**EXERCISE BRIEF**
Pull every line with the word "占道位置" out of the entries below.

**INPUT DATA**

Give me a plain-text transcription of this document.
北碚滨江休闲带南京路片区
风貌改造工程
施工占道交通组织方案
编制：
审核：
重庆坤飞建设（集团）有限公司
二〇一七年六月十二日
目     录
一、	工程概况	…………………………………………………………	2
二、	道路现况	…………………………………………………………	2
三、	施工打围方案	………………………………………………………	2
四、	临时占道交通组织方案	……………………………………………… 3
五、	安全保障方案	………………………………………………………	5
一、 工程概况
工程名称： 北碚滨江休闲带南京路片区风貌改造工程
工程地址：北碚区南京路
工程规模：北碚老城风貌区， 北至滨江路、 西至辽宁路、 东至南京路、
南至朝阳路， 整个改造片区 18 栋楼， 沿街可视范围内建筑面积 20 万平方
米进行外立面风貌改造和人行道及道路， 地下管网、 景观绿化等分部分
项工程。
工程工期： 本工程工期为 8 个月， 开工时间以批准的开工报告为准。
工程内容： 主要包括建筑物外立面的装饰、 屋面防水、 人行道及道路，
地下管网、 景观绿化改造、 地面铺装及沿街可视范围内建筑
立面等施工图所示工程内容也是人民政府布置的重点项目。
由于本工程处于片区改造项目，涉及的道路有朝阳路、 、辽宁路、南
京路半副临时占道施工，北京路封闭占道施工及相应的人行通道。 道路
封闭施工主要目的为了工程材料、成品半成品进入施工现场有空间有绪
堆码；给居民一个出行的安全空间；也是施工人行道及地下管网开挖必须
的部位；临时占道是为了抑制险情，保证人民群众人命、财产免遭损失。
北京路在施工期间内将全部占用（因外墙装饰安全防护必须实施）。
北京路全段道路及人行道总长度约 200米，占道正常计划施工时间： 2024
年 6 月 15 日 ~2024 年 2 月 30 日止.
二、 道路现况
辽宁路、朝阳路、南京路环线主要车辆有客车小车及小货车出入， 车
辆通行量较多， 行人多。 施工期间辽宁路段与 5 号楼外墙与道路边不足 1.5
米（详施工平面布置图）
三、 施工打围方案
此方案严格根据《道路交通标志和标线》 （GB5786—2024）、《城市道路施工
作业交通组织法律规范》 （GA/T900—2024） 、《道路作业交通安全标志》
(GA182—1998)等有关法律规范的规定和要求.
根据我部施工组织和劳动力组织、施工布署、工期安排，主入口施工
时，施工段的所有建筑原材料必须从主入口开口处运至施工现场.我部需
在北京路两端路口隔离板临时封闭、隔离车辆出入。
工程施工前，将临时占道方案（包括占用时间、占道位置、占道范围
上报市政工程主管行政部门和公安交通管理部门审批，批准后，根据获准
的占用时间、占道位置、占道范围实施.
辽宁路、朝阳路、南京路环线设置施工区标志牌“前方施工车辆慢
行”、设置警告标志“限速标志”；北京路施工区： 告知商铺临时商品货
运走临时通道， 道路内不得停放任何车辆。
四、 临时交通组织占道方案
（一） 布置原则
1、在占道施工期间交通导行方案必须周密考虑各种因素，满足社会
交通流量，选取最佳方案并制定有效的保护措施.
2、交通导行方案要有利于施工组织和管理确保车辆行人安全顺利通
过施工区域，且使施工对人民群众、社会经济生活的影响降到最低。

**RESULT**
工程施工前，将临时占道方案（包括占用时间、占道位置、占道范围
的占用时间、占道位置、占道范围实施.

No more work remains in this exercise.